• Exercise materials:
____

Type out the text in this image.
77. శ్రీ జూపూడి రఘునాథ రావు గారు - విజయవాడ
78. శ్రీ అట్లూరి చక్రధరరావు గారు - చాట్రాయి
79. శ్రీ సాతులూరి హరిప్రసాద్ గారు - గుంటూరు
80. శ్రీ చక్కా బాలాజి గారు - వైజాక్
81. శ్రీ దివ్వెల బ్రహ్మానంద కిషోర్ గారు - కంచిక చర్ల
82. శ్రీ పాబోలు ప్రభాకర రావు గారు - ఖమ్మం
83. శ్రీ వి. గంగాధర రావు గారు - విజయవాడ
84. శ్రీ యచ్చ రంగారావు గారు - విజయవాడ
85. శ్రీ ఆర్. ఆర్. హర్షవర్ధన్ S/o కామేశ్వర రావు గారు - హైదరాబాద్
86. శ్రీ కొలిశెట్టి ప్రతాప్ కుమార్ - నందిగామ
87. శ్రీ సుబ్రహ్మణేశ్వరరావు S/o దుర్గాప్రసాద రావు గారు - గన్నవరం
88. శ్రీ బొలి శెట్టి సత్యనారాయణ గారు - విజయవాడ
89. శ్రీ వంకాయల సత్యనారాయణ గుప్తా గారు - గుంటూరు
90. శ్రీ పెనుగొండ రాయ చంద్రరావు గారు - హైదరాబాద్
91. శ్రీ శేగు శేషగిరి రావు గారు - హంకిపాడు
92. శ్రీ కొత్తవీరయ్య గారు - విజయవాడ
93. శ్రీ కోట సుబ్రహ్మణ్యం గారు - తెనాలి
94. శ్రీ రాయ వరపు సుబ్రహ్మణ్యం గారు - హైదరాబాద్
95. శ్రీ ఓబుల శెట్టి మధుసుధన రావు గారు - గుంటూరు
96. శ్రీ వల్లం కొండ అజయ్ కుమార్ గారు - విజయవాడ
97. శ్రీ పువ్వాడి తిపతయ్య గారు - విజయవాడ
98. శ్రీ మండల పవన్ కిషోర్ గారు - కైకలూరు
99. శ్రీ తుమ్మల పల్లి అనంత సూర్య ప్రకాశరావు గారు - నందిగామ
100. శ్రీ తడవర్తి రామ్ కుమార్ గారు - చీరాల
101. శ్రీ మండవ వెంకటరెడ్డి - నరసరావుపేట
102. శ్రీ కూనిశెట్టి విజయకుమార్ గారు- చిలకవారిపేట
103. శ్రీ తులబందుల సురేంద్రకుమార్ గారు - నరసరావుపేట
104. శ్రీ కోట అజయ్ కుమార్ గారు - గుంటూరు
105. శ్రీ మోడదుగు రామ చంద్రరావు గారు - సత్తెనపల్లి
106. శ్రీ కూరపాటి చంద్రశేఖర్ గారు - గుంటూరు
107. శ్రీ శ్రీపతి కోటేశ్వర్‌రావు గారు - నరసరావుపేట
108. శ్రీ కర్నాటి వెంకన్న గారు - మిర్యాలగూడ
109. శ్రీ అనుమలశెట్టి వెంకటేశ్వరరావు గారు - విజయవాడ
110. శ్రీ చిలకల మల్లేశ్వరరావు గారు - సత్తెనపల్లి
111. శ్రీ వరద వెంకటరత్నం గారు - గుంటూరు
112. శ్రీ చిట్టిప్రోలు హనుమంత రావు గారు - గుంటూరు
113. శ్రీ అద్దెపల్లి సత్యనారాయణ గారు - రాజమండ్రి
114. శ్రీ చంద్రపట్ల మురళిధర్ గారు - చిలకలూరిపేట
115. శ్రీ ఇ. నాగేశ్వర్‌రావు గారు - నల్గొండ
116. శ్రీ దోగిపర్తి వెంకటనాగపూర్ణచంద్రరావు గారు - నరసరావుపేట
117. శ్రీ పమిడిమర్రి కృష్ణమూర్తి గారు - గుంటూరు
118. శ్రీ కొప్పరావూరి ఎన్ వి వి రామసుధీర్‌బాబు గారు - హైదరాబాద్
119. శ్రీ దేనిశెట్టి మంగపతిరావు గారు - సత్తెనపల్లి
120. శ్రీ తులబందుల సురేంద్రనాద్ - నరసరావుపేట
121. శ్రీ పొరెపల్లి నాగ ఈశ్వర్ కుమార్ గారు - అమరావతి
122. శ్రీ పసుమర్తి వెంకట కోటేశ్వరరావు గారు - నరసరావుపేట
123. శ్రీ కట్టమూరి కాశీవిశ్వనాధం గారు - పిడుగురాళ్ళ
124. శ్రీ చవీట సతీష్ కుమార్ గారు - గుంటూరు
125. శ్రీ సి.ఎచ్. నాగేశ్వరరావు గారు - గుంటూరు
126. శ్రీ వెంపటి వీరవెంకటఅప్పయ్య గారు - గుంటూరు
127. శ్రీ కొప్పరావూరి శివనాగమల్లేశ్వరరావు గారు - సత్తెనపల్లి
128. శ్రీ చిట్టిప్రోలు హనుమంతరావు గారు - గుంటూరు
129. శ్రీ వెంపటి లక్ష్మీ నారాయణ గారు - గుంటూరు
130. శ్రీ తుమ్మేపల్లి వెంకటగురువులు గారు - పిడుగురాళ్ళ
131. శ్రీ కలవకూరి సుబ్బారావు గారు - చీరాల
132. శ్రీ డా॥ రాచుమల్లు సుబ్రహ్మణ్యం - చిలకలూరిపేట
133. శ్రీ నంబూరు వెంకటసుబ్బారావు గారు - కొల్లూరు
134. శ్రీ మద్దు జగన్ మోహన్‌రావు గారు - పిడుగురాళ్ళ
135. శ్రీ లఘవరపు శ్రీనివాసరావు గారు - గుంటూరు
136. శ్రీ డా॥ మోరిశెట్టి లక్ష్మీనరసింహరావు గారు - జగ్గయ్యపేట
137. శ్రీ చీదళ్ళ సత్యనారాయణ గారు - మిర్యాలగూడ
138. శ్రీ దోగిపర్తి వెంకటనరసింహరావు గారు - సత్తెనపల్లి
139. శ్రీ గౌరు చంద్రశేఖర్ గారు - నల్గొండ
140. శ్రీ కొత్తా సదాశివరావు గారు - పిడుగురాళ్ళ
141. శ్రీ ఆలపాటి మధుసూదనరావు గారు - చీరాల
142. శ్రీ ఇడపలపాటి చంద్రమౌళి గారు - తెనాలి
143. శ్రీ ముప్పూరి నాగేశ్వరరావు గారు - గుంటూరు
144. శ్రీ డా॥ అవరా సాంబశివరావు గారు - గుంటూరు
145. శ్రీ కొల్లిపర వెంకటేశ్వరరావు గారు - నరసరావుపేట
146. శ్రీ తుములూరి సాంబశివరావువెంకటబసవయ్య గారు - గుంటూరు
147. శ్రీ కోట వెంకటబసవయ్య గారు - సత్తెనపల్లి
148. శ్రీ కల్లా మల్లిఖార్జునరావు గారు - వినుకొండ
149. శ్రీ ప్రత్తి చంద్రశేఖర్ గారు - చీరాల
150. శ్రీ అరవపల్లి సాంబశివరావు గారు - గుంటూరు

____

• Written exercise: Using the records above, find and show each line with the string "కటబసవయ".

• Output below:
146. శ్రీ తుములూరి సాంబశివరావువెంకటబసవయ్య గారు - గుంటూరు
147. శ్రీ కోట వెంకటబసవయ్య గారు - సత్తెనపల్లి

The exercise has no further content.